_Request_. Find every line in the records that holds the string "content". Copy each one.

_Provided data_.

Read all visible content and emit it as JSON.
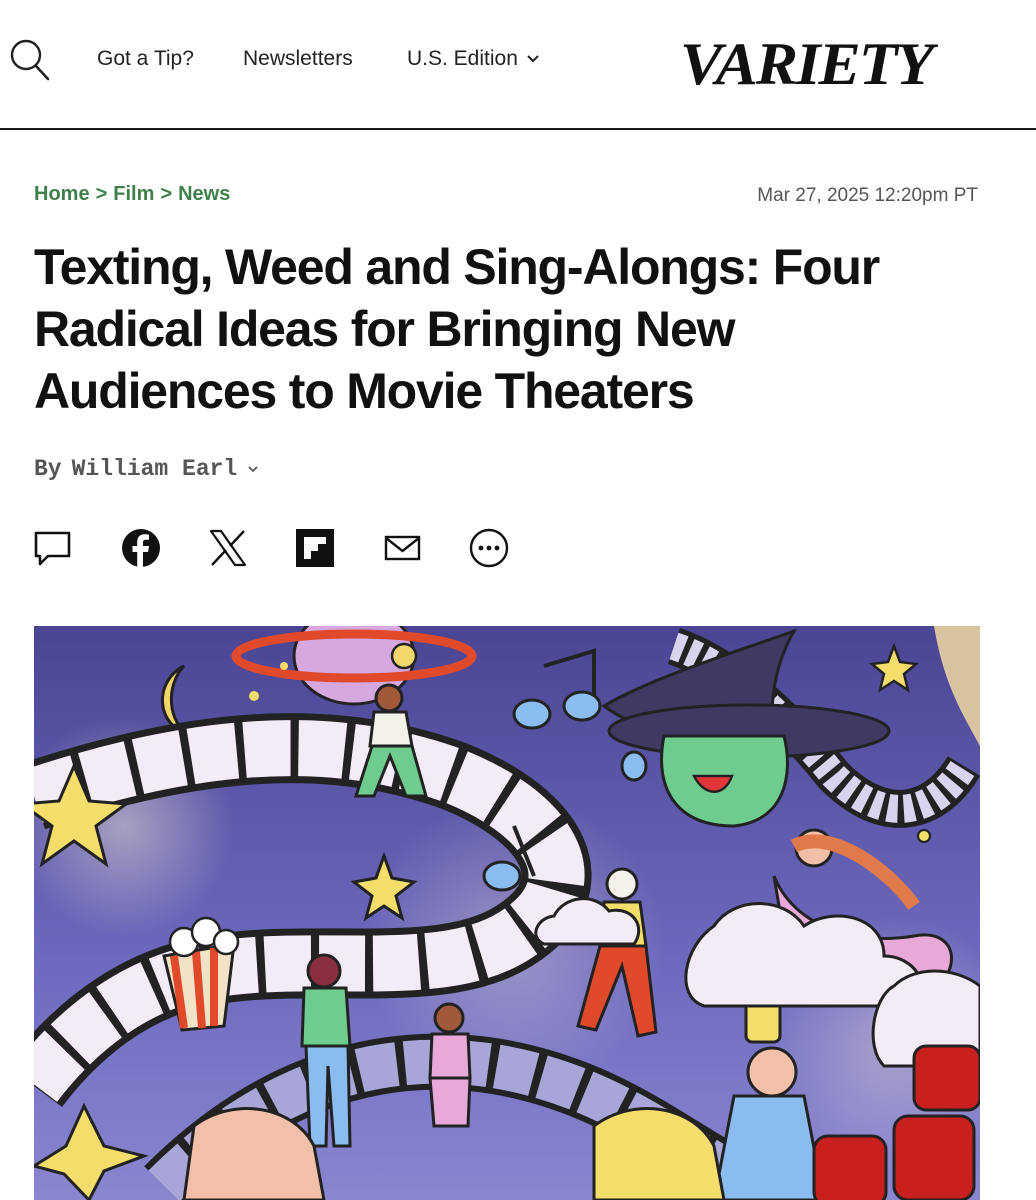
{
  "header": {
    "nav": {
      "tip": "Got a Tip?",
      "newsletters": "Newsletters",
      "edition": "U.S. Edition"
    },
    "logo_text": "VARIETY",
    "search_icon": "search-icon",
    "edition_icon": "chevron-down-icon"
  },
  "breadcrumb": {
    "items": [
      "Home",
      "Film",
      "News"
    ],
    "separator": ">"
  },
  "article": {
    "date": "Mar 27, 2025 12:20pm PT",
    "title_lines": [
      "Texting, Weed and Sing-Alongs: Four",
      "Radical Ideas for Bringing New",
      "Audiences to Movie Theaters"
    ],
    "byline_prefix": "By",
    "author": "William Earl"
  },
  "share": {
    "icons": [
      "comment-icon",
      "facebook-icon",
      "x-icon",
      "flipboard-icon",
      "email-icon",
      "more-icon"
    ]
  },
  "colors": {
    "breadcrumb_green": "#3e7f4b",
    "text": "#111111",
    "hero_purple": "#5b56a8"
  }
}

==

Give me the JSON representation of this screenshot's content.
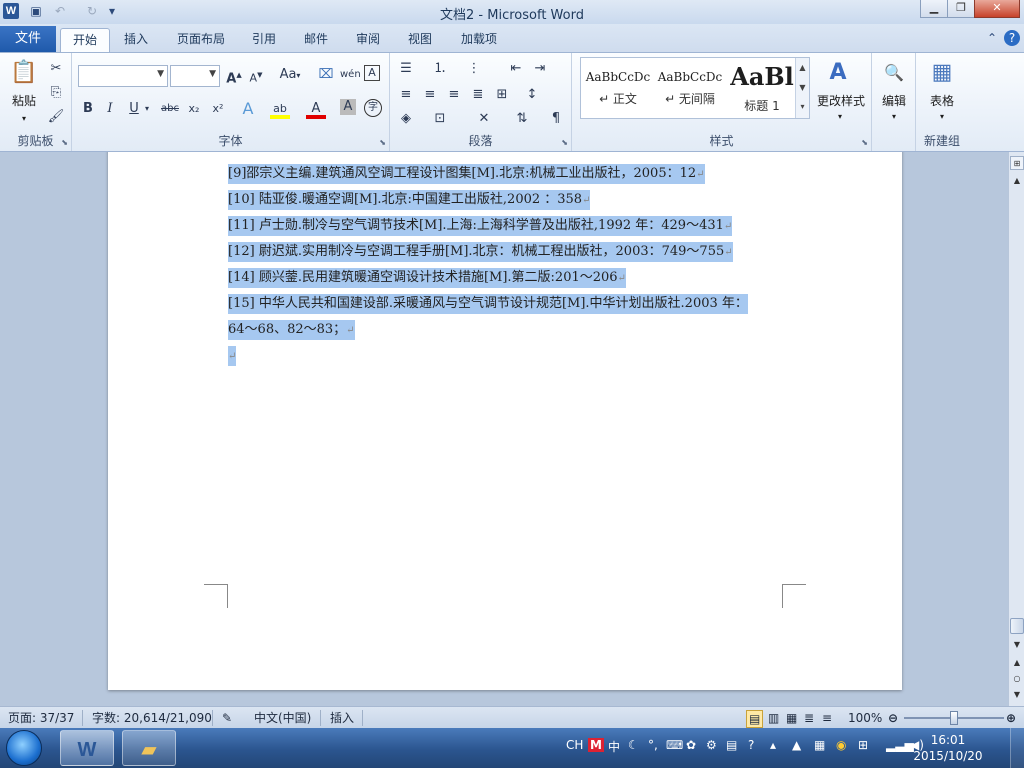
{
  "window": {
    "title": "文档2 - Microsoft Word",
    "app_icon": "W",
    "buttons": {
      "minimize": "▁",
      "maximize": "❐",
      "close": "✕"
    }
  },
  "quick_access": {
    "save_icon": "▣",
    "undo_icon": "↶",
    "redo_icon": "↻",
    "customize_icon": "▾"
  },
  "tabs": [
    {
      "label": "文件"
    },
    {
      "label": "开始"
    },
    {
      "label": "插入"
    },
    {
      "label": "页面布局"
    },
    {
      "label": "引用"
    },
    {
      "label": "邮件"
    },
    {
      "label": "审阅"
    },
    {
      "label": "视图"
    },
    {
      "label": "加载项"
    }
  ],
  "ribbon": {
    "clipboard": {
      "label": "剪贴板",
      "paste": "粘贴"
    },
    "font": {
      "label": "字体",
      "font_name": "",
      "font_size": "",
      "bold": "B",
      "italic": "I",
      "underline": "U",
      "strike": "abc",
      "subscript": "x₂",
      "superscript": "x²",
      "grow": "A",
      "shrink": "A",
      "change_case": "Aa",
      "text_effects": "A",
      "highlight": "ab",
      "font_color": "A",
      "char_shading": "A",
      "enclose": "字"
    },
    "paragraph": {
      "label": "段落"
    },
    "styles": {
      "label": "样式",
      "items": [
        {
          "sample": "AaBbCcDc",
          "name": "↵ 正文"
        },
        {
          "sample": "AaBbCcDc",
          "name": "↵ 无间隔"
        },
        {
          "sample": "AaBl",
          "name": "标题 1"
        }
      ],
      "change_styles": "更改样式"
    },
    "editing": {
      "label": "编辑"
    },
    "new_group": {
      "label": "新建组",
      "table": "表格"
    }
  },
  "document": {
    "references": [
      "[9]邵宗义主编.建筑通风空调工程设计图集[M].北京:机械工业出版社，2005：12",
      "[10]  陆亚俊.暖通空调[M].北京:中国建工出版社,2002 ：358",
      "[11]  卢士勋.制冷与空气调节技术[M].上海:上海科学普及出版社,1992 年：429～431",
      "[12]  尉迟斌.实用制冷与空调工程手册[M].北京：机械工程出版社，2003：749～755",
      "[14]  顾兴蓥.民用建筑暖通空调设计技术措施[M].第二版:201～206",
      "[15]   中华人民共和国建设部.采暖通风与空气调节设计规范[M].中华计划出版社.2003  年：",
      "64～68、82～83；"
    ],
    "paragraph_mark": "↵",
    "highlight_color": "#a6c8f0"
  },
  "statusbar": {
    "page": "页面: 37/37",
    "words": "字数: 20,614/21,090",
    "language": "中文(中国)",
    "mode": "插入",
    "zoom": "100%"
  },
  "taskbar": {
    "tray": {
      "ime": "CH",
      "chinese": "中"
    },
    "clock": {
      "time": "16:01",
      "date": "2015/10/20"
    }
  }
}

--

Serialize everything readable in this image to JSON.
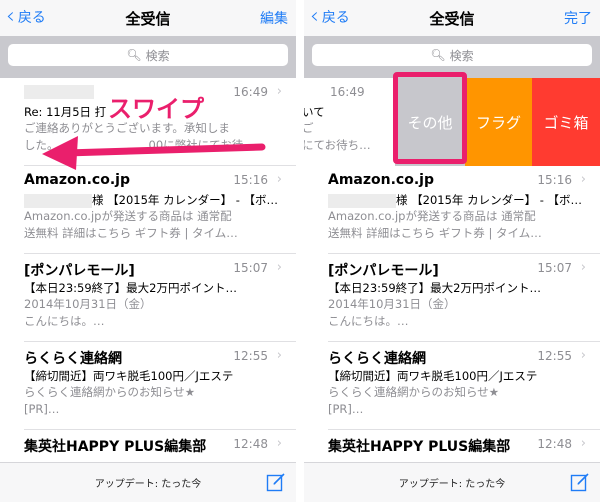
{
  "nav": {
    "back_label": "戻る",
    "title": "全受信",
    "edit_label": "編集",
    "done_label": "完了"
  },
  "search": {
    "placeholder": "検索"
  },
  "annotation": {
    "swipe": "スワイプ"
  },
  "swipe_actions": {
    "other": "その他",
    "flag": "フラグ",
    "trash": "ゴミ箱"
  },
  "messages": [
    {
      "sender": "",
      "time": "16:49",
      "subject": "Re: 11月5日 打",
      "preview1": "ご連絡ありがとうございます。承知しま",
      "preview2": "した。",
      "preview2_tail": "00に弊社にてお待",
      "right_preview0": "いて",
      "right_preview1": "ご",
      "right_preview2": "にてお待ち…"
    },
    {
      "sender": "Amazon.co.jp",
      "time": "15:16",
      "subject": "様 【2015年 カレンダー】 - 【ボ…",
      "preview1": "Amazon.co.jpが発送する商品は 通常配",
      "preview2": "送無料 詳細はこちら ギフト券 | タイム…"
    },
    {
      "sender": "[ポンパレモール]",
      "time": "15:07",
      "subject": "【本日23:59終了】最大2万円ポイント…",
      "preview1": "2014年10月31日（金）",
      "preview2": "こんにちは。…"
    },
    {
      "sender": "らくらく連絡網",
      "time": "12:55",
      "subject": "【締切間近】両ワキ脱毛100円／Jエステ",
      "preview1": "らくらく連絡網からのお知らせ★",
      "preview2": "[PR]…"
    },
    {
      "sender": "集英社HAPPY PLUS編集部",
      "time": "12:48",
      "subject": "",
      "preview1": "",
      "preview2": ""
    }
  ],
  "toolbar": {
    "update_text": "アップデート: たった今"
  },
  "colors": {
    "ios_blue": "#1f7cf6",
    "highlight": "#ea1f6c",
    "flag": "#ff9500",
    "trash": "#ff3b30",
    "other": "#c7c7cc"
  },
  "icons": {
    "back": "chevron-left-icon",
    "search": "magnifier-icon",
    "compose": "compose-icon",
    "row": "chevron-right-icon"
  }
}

_Written response_.
Read all visible content and emit it as JSON.
Give me the JSON representation of this screenshot's content.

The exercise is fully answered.